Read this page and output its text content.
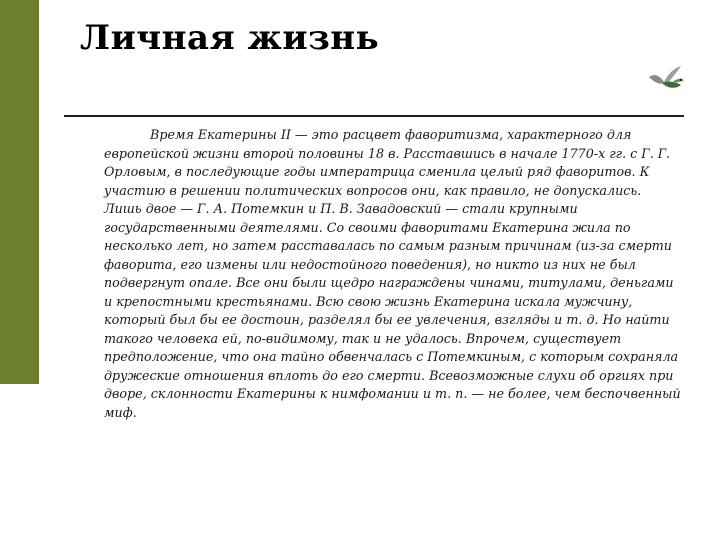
Личная жизнь

Время Екатерины II — это расцвет фаворитизма, характерного для европейской жизни второй половины 18 в. Расставшись в начале 1770-х гг. с Г. Г. Орловым, в последующие годы императрица сменила целый ряд фаворитов. К участию в решении политических вопросов они, как правило, не допускались. Лишь двое — Г. А. Потемкин и П. В. Завадовский — стали крупными государственными деятелями. Со своими фаворитами Екатерина жила по несколько лет, но затем расставалась по самым разным причинам (из-за смерти фаворита, его измены или недостойного поведения), но никто из них не был подвергнут опале. Все они были щедро награждены чинами, титулами, деньгами и крепостными крестьянами. Всю свою жизнь Екатерина искала мужчину, который был бы ее достоин, разделял бы ее увлечения, взгляды и т. д. Но найти такого человека ей, по-видимому, так и не удалось. Впрочем, существует предположение, что она тайно обвенчалась с Потемкиным, с которым сохраняла дружеские отношения вплоть до его смерти. Всевозможные слухи об оргиях при дворе, склонности Екатерины к нимфомании и т. п. — не более, чем беспочвенный миф.
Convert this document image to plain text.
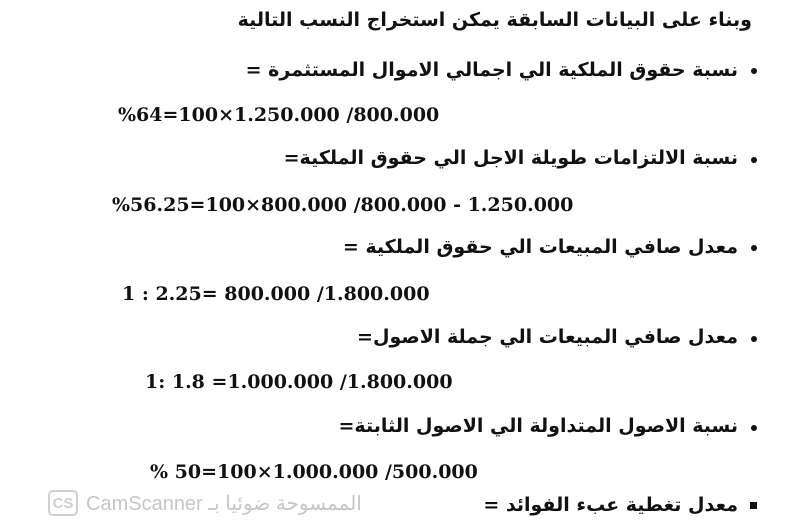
وبناء على البيانات السابقة يمكن استخراج النسب التالية
نسبة حقوق الملكية الي اجمالي الاموال المستثمرة =
%64=100×1.250.000 /800.000
نسبة الالتزامات طويلة الاجل الي حقوق الملكية=
%56.25=100×800.000 /800.000 - 1.250.000
معدل صافي المبيعات الي حقوق الملكية =
1 : 2.25= 800.000 /1.800.000
معدل صافي المبيعات الي جملة الاصول=
1: 1.8 =1.000.000 /1.800.000
نسبة الاصول المتداولة الي الاصول الثابتة=
% 50=100×1.000.000 /500.000
معدل تغطية عبء الفوائد =
CS الممسوحة ضوئيا بـ CamScanner
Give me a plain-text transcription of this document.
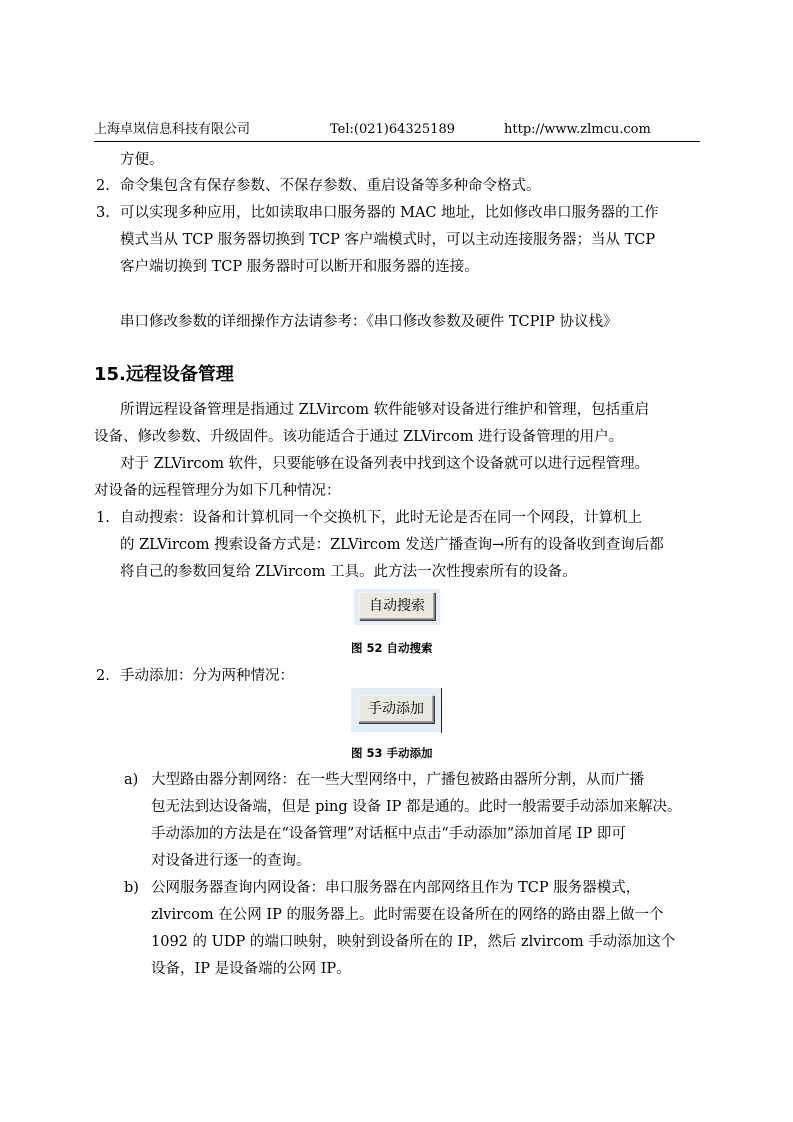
上海卓岚信息科技有限公司	Tel:(021)64325189	http://www.zlmcu.com
方便。
2. 命令集包含有保存参数、不保存参数、重启设备等多种命令格式。
3. 可以实现多种应用，比如读取串口服务器的 MAC 地址，比如修改串口服务器的工作
模式当从 TCP 服务器切换到 TCP 客户端模式时，可以主动连接服务器；当从 TCP
客户端切换到 TCP 服务器时可以断开和服务器的连接。
串口修改参数的详细操作方法请参考：《串口修改参数及硬件 TCPIP 协议栈》
15.远程设备管理
所谓远程设备管理是指通过 ZLVircom 软件能够对设备进行维护和管理，包括重启
设备、修改参数、升级固件。该功能适合于通过 ZLVircom 进行设备管理的用户。
对于 ZLVircom 软件，只要能够在设备列表中找到这个设备就可以进行远程管理。
对设备的远程管理分为如下几种情况：
1. 自动搜索：设备和计算机同一个交换机下，此时无论是否在同一个网段，计算机上
的 ZLVircom 搜索设备方式是：ZLVircom 发送广播查询→所有的设备收到查询后都
将自己的参数回复给 ZLVircom 工具。此方法一次性搜索所有的设备。
自动搜索
图 52 自动搜索
2. 手动添加：分为两种情况：
手动添加
图 53 手动添加
a) 大型路由器分割网络：在一些大型网络中，广播包被路由器所分割，从而广播
包无法到达设备端，但是 ping 设备 IP 都是通的。此时一般需要手动添加来解决。
手动添加的方法是在“设备管理”对话框中点击“手动添加”添加首尾 IP 即可
对设备进行逐一的查询。
b) 公网服务器查询内网设备：串口服务器在内部网络且作为 TCP 服务器模式，
zlvircom 在公网 IP 的服务器上。此时需要在设备所在的网络的路由器上做一个
1092 的 UDP 的端口映射，映射到设备所在的 IP，然后 zlvircom 手动添加这个
设备，IP 是设备端的公网 IP。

• **Problem**: Pick each line holding the word "this" out of the data and copy it.

• **Reply**:
Read this page and output its text content.
Convert this document image to plain text.
Give me a plain-text transcription of this document.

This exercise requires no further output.